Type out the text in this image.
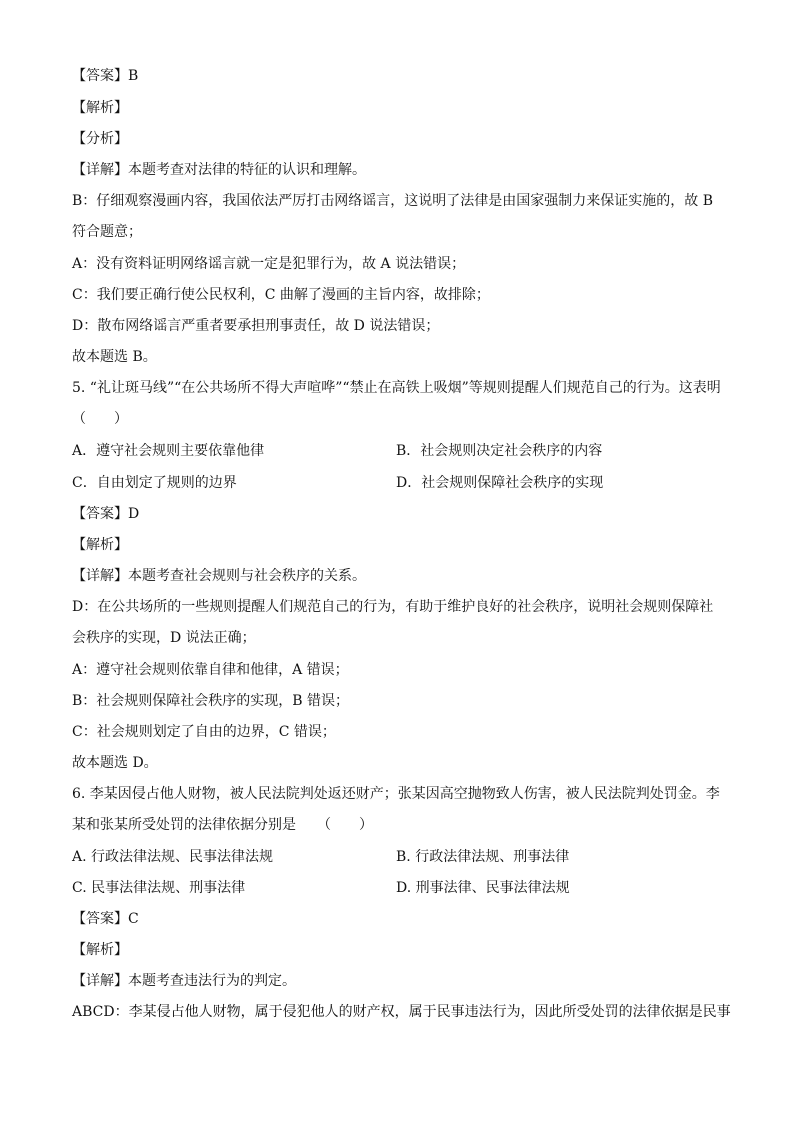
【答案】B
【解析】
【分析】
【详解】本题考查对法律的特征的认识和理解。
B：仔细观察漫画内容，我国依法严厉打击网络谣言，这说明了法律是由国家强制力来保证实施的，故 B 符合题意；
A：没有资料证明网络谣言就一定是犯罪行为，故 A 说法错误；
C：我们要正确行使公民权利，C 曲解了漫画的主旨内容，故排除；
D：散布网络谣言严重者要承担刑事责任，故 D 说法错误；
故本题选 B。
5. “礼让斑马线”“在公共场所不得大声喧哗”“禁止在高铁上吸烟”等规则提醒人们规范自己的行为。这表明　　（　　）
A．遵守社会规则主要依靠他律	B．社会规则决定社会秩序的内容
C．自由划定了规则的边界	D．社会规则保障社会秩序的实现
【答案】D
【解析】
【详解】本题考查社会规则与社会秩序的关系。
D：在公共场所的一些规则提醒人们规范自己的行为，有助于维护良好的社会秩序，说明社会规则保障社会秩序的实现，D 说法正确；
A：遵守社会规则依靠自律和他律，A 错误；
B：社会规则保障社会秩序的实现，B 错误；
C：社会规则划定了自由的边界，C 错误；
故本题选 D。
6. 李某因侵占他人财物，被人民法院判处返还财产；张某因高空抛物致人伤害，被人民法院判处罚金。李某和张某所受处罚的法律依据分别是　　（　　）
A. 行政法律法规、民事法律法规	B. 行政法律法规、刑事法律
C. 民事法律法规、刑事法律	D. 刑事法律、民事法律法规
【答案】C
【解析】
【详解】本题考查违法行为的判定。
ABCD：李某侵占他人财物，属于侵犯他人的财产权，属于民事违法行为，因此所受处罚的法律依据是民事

====

* _Exercise aim_:
Identify every line where the string "民事法律法规" appears.

* _Problem solution_:
A. 行政法律法规、民事法律法规	B. 行政法律法规、刑事法律
C. 民事法律法规、刑事法律	D. 刑事法律、民事法律法规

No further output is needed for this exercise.